• _WHAT TO DO_
Count how many lines hold the word "name" and give that number as the whole answer.

• _EXTRACTED ENTRIES_
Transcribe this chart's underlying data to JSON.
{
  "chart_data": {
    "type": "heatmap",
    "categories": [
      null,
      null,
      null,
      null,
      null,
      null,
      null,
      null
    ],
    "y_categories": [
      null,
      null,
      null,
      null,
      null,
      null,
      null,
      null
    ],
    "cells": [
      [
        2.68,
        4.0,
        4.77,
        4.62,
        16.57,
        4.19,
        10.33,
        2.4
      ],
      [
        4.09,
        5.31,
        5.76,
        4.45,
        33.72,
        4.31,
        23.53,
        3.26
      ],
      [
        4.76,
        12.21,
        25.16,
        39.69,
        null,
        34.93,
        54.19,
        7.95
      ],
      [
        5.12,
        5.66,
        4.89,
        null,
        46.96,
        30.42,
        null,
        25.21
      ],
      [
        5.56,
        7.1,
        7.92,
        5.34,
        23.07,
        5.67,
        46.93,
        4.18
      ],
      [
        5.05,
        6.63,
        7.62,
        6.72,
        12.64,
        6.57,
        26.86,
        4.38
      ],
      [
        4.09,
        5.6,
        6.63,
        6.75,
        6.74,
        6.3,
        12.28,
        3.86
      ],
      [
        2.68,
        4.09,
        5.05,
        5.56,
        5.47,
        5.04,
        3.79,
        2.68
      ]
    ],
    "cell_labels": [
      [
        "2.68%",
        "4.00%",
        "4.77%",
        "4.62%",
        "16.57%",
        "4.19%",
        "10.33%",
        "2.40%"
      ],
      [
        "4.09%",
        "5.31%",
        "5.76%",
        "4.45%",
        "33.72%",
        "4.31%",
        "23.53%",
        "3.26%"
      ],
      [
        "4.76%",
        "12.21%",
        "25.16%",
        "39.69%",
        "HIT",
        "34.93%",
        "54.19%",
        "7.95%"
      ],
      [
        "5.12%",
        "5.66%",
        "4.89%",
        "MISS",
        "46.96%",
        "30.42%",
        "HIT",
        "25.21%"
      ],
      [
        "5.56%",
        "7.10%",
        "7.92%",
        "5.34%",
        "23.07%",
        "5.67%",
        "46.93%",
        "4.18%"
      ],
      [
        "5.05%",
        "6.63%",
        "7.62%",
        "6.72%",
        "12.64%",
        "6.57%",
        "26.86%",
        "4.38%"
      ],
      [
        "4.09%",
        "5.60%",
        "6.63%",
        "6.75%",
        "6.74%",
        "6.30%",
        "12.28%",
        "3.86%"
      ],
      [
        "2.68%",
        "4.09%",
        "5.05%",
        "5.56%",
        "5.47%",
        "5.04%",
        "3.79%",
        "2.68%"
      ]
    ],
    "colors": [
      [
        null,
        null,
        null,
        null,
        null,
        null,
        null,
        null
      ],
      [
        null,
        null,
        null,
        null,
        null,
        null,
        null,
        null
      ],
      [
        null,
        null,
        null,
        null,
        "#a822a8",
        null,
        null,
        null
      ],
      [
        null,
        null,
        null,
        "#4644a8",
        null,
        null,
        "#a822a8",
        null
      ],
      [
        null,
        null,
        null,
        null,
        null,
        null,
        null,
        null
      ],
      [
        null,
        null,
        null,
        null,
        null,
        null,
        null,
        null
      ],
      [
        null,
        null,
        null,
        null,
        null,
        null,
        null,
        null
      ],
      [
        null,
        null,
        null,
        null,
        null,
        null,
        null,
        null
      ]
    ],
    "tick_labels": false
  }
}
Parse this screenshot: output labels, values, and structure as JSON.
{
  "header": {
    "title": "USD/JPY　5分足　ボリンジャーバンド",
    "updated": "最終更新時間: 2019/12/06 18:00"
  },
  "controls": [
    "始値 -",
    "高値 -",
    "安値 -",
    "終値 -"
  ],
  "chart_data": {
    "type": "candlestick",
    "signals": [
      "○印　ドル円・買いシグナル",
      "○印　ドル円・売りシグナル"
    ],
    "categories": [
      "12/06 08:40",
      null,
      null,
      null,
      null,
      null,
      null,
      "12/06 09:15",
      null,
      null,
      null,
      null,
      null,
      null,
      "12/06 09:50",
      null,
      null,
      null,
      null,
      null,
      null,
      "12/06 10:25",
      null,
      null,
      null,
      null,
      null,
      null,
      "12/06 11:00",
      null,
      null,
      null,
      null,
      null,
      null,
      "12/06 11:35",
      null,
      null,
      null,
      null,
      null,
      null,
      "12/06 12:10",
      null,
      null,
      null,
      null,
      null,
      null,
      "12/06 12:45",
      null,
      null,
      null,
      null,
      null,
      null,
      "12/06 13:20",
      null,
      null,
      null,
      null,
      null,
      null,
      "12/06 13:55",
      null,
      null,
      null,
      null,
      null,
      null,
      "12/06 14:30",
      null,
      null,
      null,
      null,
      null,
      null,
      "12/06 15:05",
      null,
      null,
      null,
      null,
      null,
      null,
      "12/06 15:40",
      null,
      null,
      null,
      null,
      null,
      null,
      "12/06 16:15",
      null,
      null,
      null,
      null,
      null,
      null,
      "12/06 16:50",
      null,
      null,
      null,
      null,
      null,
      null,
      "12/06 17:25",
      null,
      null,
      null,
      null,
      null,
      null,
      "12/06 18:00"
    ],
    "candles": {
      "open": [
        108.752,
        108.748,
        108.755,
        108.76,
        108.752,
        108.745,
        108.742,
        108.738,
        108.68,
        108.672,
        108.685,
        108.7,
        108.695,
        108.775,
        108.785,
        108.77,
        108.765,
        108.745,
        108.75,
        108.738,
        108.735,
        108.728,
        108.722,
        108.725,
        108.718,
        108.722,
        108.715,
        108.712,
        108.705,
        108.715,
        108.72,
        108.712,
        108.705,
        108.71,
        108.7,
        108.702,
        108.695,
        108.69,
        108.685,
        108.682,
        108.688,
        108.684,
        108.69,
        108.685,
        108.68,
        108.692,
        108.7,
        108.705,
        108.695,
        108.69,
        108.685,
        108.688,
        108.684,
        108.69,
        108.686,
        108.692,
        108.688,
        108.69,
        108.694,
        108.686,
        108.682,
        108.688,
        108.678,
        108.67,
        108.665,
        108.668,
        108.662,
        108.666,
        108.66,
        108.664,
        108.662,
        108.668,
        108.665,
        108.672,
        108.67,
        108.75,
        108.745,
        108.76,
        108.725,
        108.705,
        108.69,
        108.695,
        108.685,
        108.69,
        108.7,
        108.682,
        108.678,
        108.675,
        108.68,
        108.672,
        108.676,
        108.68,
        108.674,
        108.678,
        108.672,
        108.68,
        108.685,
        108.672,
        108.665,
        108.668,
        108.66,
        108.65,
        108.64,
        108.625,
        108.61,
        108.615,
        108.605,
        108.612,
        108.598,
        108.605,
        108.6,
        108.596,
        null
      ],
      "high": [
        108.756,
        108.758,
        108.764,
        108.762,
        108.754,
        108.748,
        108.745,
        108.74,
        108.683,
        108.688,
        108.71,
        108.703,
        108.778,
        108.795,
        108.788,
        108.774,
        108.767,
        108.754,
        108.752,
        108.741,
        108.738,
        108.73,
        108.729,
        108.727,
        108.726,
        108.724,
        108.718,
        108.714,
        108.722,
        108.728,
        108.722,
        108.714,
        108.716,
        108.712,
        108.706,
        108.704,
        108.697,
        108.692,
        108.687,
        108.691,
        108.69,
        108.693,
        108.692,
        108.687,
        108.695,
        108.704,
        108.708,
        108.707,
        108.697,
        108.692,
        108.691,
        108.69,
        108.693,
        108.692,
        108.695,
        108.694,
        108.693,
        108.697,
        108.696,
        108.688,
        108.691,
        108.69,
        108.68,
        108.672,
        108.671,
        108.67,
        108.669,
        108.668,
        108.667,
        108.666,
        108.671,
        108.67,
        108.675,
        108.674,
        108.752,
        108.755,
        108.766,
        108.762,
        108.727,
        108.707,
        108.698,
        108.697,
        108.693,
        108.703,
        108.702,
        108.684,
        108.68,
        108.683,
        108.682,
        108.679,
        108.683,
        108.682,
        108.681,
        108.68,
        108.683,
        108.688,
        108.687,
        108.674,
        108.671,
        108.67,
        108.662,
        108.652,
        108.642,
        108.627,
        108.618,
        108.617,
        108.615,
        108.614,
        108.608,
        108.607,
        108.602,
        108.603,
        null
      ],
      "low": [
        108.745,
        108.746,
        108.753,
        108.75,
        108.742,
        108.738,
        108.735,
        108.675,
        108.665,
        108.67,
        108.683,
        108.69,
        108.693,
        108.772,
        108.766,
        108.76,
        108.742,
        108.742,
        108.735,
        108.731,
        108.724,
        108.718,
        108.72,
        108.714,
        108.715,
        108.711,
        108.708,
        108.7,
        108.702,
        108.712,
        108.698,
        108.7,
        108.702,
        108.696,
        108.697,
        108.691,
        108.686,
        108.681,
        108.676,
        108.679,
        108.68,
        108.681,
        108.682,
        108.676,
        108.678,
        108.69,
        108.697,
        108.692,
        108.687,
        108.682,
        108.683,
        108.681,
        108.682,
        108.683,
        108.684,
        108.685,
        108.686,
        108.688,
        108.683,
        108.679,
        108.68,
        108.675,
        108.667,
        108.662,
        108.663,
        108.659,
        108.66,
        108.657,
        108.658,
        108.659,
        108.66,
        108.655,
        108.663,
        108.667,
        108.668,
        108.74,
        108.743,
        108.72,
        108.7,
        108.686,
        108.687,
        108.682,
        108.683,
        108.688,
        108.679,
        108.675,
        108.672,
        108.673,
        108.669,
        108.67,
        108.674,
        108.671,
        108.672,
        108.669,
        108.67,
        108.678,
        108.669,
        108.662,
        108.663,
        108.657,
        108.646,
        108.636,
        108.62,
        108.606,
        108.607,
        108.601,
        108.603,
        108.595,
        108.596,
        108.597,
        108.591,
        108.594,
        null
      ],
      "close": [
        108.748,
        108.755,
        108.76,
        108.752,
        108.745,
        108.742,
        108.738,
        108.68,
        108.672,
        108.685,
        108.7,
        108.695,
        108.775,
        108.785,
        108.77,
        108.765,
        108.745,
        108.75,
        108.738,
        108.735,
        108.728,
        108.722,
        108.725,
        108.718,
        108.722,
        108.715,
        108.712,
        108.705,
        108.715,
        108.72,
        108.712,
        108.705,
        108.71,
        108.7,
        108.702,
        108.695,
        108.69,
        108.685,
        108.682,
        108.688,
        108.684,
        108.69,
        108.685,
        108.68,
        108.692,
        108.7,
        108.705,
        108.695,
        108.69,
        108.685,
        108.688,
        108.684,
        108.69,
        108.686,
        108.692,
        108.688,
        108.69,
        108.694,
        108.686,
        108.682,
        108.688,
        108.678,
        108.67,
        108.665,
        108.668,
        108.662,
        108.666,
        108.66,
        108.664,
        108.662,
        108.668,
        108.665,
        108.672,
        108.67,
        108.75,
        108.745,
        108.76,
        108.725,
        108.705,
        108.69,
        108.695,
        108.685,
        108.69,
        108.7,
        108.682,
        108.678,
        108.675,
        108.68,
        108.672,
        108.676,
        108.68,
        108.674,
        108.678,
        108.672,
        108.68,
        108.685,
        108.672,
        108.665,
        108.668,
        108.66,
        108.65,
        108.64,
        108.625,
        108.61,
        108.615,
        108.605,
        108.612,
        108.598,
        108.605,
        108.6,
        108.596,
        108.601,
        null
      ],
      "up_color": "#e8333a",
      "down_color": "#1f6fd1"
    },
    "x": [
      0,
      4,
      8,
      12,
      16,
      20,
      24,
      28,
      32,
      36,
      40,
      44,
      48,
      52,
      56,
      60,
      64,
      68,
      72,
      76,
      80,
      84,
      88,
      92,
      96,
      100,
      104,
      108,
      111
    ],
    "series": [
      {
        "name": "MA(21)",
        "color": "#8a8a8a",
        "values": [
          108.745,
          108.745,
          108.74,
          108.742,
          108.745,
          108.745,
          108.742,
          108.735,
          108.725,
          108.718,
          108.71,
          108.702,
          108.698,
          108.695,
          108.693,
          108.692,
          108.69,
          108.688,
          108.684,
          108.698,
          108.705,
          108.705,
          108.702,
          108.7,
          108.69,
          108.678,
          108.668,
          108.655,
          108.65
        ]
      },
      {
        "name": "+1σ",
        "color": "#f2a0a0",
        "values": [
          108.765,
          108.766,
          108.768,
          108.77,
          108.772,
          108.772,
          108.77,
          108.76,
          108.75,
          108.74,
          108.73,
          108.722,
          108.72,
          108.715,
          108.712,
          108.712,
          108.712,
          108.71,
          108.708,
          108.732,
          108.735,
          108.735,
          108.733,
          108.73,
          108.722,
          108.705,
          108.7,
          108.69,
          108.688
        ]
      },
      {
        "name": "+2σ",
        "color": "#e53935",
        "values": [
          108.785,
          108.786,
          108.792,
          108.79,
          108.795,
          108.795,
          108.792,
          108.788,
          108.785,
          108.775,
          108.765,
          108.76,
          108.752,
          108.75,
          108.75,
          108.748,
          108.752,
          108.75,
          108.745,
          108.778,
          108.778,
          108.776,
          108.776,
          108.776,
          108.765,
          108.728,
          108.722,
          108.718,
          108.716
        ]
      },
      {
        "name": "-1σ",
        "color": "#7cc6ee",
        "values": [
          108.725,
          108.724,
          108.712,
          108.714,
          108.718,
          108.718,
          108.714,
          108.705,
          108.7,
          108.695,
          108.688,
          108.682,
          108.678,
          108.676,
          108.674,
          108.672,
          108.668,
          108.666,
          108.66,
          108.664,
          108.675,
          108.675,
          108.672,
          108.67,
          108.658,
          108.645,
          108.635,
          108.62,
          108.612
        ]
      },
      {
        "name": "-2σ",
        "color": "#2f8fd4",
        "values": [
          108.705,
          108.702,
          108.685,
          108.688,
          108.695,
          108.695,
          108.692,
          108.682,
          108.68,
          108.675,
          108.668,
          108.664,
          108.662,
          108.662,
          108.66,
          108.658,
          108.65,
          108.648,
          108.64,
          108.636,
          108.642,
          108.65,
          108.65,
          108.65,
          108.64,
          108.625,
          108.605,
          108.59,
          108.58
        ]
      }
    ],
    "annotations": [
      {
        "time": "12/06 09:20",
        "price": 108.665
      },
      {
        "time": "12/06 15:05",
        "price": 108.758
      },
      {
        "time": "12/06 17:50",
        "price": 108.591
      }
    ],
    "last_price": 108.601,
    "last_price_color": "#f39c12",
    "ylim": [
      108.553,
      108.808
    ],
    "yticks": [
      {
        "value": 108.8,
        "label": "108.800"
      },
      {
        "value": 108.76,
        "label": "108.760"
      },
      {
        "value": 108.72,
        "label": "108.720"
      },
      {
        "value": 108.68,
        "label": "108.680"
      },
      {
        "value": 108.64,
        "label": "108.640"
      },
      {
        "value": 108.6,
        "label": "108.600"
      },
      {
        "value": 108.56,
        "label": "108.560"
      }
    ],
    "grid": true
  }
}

• _THE SOLUTION_
5